* WHAT TO WORK ON: Scan the data for "Boulogne" and copy the lines it appears in.

* PROVIDED DATA:
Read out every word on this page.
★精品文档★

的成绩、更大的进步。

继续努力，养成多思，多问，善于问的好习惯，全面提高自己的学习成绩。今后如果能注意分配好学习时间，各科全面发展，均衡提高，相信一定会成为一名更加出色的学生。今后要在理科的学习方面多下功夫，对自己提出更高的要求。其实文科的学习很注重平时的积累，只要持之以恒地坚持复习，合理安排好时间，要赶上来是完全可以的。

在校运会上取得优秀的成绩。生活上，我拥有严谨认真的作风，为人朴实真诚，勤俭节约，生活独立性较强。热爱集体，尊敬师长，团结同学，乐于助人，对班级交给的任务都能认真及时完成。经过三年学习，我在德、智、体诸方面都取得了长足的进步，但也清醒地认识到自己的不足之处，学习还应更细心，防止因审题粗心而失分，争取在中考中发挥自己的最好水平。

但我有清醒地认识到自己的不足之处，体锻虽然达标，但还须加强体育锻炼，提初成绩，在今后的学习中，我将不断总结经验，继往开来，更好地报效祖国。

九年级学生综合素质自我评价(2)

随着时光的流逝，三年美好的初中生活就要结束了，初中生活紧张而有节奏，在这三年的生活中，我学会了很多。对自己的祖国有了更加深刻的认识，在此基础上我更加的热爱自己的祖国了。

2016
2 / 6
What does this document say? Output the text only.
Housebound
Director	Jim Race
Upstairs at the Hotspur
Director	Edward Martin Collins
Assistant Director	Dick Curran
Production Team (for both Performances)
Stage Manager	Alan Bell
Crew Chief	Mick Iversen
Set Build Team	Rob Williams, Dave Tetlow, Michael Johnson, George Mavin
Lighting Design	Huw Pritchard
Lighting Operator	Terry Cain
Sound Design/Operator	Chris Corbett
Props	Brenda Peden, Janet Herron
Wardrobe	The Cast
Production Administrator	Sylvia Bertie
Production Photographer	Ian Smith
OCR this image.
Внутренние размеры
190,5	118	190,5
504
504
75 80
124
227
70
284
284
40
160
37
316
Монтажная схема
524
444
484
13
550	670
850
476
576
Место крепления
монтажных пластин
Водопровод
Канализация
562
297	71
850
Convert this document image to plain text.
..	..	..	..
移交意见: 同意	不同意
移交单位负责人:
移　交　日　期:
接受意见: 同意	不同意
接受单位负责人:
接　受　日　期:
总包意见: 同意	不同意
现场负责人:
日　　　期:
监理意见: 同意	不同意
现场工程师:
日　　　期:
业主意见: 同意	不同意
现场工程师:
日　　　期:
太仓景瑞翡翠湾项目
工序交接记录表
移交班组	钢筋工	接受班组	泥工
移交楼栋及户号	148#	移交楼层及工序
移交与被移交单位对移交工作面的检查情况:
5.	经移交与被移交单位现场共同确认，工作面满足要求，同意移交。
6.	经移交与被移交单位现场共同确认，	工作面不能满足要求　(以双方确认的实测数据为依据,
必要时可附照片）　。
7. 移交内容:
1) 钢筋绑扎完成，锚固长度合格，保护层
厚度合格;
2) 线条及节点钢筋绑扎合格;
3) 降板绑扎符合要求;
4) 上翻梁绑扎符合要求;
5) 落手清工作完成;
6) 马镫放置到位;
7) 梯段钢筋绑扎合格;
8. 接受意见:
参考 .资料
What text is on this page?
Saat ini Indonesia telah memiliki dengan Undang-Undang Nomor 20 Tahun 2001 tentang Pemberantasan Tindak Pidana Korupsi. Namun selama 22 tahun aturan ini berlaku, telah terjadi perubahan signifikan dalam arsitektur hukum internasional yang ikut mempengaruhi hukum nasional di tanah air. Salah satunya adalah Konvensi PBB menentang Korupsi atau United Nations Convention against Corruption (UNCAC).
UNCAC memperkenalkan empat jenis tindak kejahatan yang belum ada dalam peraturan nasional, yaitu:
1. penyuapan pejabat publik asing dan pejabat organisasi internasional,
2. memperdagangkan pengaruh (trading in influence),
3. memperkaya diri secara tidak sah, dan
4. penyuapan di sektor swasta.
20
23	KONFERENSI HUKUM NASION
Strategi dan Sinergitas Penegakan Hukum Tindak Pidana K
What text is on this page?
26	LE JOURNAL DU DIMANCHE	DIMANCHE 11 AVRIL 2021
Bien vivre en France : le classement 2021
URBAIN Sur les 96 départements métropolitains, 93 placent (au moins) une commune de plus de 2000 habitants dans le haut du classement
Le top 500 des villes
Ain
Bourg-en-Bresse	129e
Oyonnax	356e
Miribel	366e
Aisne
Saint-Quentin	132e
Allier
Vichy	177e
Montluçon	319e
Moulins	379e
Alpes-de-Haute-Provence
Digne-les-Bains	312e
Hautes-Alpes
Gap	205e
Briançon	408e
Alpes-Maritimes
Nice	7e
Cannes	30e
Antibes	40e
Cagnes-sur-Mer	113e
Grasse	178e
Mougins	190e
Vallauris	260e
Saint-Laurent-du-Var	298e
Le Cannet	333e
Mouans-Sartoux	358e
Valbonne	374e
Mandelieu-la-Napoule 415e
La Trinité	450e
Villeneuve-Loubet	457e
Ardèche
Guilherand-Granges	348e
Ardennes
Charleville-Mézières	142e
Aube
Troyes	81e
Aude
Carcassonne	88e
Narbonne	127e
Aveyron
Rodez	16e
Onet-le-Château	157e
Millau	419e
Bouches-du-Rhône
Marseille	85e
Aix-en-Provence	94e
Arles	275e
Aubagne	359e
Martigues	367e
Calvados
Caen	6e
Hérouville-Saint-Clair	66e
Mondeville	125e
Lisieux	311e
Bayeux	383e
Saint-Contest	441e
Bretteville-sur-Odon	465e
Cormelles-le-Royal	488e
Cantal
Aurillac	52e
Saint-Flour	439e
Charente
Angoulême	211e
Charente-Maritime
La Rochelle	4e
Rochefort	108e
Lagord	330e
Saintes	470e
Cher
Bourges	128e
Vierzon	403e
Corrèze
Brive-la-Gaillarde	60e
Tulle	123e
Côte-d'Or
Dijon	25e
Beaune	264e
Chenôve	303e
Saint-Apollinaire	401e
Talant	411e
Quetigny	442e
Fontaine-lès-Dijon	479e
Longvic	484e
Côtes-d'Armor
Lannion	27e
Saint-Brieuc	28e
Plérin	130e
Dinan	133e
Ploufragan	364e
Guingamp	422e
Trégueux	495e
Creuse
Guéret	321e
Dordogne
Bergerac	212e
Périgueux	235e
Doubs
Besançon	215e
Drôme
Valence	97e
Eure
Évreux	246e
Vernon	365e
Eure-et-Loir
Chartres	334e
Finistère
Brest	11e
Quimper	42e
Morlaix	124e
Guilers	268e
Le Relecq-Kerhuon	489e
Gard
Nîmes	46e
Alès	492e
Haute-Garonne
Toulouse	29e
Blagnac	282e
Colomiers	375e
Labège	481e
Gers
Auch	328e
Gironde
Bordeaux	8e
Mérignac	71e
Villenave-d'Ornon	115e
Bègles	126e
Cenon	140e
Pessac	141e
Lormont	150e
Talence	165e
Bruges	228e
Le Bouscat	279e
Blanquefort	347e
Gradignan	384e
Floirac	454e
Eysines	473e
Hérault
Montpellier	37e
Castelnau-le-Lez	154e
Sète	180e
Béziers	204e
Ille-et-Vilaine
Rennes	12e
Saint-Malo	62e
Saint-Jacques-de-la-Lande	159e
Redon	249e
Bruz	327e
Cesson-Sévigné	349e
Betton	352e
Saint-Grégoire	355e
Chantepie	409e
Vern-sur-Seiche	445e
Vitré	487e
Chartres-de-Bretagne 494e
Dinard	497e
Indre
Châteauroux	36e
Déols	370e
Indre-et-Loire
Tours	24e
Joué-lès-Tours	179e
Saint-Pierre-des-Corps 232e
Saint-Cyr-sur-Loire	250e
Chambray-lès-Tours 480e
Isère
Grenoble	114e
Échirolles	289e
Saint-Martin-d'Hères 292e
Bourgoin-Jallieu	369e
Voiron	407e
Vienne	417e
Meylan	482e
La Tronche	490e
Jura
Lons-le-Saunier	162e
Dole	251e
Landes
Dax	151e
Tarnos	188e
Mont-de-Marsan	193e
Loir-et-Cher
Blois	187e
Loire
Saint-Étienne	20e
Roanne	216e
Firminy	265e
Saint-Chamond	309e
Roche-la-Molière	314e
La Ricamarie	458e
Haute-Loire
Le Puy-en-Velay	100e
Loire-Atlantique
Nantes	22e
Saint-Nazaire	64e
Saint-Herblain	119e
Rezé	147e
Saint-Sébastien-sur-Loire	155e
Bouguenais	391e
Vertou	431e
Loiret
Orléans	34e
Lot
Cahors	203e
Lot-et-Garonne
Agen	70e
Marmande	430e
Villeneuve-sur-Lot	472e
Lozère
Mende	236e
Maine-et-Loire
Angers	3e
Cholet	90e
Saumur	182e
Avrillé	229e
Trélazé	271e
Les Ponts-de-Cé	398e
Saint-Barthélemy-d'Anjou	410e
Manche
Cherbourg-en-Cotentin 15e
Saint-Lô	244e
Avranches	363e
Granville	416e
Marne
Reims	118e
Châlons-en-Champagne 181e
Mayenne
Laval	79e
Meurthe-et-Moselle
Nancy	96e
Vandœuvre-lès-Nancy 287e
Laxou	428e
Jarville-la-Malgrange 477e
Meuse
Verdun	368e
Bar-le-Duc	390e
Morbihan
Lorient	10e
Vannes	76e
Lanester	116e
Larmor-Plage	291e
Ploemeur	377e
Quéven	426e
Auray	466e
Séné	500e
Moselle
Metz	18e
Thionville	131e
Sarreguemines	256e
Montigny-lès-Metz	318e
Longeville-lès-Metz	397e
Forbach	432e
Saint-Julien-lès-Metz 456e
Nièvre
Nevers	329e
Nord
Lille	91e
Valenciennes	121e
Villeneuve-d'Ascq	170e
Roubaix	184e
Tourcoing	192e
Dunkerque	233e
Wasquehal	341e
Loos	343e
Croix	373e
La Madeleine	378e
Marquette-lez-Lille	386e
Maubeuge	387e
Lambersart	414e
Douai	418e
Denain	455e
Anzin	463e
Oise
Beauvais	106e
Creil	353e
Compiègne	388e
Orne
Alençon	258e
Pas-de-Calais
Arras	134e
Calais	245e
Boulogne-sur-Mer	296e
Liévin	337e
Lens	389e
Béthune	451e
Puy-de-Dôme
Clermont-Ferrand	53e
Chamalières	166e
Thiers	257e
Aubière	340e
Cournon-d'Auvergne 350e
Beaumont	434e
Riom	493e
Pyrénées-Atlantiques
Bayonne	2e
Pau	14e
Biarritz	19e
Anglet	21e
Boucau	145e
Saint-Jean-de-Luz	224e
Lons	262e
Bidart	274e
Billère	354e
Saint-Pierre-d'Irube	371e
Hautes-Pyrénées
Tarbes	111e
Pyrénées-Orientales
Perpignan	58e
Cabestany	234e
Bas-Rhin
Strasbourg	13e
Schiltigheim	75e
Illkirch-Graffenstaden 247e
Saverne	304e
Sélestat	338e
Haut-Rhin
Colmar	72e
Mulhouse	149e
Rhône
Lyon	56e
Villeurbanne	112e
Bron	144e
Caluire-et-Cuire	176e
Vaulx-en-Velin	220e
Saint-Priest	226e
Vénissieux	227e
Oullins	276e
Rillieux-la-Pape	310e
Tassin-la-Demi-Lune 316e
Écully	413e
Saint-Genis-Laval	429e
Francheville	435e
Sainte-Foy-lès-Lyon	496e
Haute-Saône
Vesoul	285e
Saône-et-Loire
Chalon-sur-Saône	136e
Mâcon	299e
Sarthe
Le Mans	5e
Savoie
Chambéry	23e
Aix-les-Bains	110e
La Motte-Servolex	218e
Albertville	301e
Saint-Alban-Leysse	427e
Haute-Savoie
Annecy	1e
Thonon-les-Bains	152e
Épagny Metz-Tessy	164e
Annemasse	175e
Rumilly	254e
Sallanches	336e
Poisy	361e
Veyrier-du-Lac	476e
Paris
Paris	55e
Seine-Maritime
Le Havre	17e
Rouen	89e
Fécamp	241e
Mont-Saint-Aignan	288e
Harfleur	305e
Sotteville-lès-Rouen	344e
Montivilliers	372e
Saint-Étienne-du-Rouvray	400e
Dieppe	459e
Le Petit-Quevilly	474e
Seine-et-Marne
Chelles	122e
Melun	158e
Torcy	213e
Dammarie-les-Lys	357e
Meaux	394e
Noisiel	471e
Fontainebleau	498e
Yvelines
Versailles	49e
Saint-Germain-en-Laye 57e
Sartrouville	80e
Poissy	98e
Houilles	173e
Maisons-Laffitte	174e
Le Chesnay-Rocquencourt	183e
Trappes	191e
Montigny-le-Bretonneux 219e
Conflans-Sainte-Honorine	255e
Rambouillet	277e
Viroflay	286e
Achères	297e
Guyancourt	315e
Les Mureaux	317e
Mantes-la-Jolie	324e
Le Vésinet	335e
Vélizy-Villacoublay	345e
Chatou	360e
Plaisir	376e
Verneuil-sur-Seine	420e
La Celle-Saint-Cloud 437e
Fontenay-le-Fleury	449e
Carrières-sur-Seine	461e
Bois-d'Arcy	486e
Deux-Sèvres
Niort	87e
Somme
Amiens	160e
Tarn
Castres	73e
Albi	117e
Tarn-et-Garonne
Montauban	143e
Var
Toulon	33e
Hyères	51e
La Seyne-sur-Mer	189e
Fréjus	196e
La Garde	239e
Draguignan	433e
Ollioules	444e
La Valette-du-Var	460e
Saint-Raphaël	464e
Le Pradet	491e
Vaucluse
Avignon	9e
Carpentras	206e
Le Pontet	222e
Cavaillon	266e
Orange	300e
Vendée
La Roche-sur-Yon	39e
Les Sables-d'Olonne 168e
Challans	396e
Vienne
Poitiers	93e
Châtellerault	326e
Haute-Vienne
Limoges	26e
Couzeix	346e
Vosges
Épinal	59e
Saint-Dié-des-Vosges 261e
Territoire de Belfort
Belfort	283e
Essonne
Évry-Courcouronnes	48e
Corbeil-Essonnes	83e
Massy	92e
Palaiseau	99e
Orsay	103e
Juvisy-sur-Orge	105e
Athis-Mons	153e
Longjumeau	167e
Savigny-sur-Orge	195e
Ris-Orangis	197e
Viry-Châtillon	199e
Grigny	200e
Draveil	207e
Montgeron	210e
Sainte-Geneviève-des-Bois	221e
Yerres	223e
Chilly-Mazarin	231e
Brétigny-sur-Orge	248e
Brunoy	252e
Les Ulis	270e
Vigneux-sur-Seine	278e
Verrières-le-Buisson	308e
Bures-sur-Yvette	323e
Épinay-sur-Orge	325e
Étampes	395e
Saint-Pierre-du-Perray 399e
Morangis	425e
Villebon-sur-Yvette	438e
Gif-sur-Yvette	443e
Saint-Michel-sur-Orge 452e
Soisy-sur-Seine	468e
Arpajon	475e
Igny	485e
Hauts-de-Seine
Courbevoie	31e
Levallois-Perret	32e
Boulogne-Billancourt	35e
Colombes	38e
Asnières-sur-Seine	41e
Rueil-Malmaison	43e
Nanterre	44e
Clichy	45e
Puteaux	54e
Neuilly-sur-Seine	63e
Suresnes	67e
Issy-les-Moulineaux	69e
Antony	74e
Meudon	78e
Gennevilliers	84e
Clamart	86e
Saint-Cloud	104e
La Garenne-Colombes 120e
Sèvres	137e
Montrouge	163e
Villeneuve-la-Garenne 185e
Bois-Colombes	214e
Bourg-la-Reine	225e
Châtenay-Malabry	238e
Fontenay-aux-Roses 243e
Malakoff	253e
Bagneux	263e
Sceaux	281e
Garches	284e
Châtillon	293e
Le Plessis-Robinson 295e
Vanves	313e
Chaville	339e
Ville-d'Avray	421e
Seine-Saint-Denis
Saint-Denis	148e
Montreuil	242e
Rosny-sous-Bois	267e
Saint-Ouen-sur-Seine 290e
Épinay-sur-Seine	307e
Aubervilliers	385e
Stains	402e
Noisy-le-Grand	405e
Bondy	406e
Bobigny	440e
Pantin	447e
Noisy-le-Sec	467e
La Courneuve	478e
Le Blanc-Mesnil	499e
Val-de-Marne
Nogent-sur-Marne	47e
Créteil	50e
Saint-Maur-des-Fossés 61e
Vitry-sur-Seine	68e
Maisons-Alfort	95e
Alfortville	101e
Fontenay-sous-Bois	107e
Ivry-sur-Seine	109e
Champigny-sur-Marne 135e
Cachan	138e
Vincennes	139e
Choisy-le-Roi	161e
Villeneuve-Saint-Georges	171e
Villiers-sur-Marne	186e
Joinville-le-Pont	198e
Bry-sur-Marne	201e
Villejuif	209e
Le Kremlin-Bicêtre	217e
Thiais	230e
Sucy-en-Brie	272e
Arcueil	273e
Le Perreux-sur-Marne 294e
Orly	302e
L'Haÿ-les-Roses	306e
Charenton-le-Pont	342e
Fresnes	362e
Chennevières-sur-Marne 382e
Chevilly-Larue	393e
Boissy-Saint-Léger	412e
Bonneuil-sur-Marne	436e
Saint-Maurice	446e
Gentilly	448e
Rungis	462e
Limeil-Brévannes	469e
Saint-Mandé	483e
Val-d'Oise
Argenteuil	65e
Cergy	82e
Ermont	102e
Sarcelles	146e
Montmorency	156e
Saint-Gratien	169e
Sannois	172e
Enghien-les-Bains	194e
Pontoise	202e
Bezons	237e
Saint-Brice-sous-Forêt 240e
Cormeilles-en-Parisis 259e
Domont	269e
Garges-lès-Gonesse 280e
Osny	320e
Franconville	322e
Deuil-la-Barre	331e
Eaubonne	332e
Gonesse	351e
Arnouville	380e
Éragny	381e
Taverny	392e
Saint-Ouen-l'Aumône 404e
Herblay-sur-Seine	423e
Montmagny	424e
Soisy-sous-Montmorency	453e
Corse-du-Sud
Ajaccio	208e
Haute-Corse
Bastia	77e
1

* WRITTEN REPLY:
Boulogne-sur-Mer	296e
Boulogne-Billancourt	35e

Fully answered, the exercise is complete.